Task objective: Copy every record below exactly as written, but leave out the pictures.

Raw records:
=====
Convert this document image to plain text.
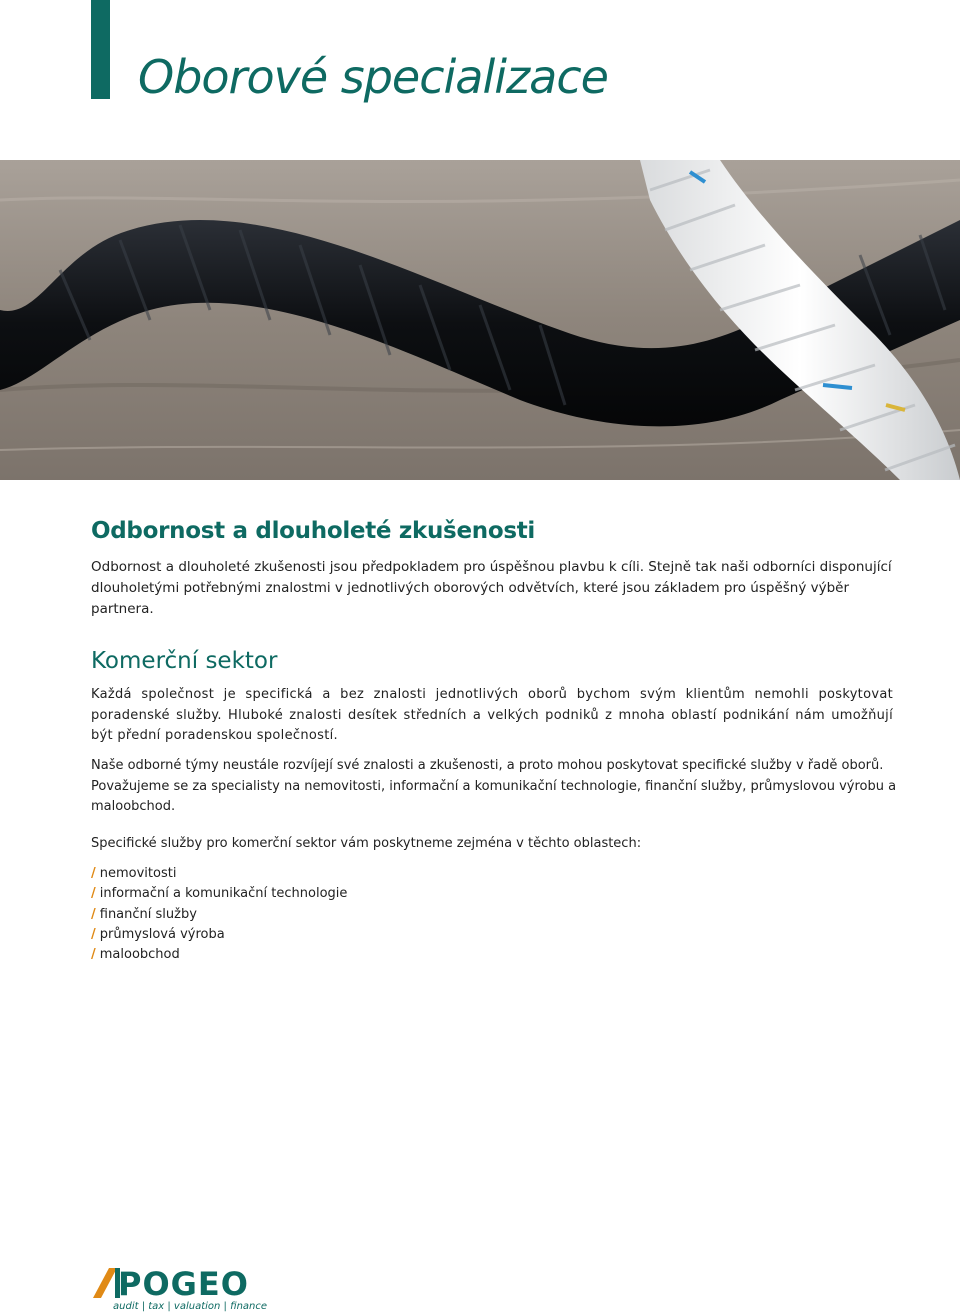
Oborové specializace
Odbornost a dlouholeté zkušenosti

Odbornost a dlouholeté zkušenosti jsou předpokladem pro úspěšnou plavbu k cíli. Stejně tak naši odborníci disponující dlouholetými potřebnými znalostmi v jednotlivých oborových odvětvích, které jsou základem pro úspěšný výběr partnera.

Komerční sektor

Každá společnost je specifická a bez znalosti jednotlivých oborů bychom svým klientům nemohli poskytovat poradenské služby. Hluboké znalosti desítek středních a velkých podniků z mnoha oblastí podnikání nám umožňují být přední poradenskou společností.

Naše odborné týmy neustále rozvíjejí své znalosti a zkušenosti, a proto mohou poskytovat specifické služby v řadě oborů. Považujeme se za specialisty na nemovitosti, informační a komunikační technologie, finanční služby, průmyslovou výrobu a maloobchod.

Specifické služby pro komerční sektor vám poskytneme zejména v těchto oblastech:

/ nemovitosti
/ informační a komunikační technologie
/ finanční služby
/ průmyslová výroba
/ maloobchod
POGEO
audit | tax | valuation | finance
=====
Result for this exercise:
Convert this document image to plain text.
Oborové specializace
Odbornost a dlouholeté zkušenosti

Odbornost a dlouholeté zkušenosti jsou předpokladem pro úspěšnou plavbu k cíli. Stejně tak naši odborníci disponující dlouholetými potřebnými znalostmi v jednotlivých oborových odvětvích, které jsou základem pro úspěšný výběr partnera.

Komerční sektor

Každá společnost je specifická a bez znalosti jednotlivých oborů bychom svým klientům nemohli poskytovat poradenské služby. Hluboké znalosti desítek středních a velkých podniků z mnoha oblastí podnikání nám umožňují být přední poradenskou společností.

Naše odborné týmy neustále rozvíjejí své znalosti a zkušenosti, a proto mohou poskytovat specifické služby v řadě oborů. Považujeme se za specialisty na nemovitosti, informační a komunikační technologie, finanční služby, průmyslovou výrobu a maloobchod.

Specifické služby pro komerční sektor vám poskytneme zejména v těchto oblastech:

/ nemovitosti
/ informační a komunikační technologie
/ finanční služby
/ průmyslová výroba
/ maloobchod
POGEO
audit | tax | valuation | finance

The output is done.